* Work to be completed:
Pull out every line below containing the word "Tator".

Data entries:
:::
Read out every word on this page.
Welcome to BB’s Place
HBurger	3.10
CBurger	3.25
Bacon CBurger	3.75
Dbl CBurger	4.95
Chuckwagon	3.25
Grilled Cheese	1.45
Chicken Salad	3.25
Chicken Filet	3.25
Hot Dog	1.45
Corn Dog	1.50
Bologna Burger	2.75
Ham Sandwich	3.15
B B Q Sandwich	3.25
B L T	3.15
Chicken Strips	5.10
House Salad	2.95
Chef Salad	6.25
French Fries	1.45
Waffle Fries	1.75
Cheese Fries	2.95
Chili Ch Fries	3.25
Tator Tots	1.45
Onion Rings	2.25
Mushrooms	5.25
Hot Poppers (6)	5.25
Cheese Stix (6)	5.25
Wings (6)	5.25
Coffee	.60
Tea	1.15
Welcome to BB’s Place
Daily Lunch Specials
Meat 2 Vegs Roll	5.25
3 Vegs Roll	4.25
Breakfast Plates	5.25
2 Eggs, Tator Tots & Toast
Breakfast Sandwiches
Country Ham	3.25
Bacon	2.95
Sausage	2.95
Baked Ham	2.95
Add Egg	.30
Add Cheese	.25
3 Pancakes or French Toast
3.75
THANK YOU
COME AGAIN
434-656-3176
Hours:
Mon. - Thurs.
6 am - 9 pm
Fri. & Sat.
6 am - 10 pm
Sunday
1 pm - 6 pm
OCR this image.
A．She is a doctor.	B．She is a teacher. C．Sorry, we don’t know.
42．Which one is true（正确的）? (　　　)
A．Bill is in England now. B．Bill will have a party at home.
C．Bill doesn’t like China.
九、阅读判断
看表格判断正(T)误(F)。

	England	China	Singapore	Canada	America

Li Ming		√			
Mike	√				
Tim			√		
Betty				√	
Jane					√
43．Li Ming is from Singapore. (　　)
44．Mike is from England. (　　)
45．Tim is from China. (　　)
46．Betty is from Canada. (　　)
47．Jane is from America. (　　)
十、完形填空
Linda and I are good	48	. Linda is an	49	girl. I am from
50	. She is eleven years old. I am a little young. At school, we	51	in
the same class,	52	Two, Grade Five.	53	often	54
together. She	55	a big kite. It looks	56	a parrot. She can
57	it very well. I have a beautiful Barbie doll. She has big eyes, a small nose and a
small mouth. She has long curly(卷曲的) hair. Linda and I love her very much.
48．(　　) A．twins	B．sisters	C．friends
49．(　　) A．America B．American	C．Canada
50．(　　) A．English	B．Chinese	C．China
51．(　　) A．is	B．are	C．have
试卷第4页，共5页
:::
* Final answer:
Tator Tots	1.45
2 Eggs, Tator Tots & Toast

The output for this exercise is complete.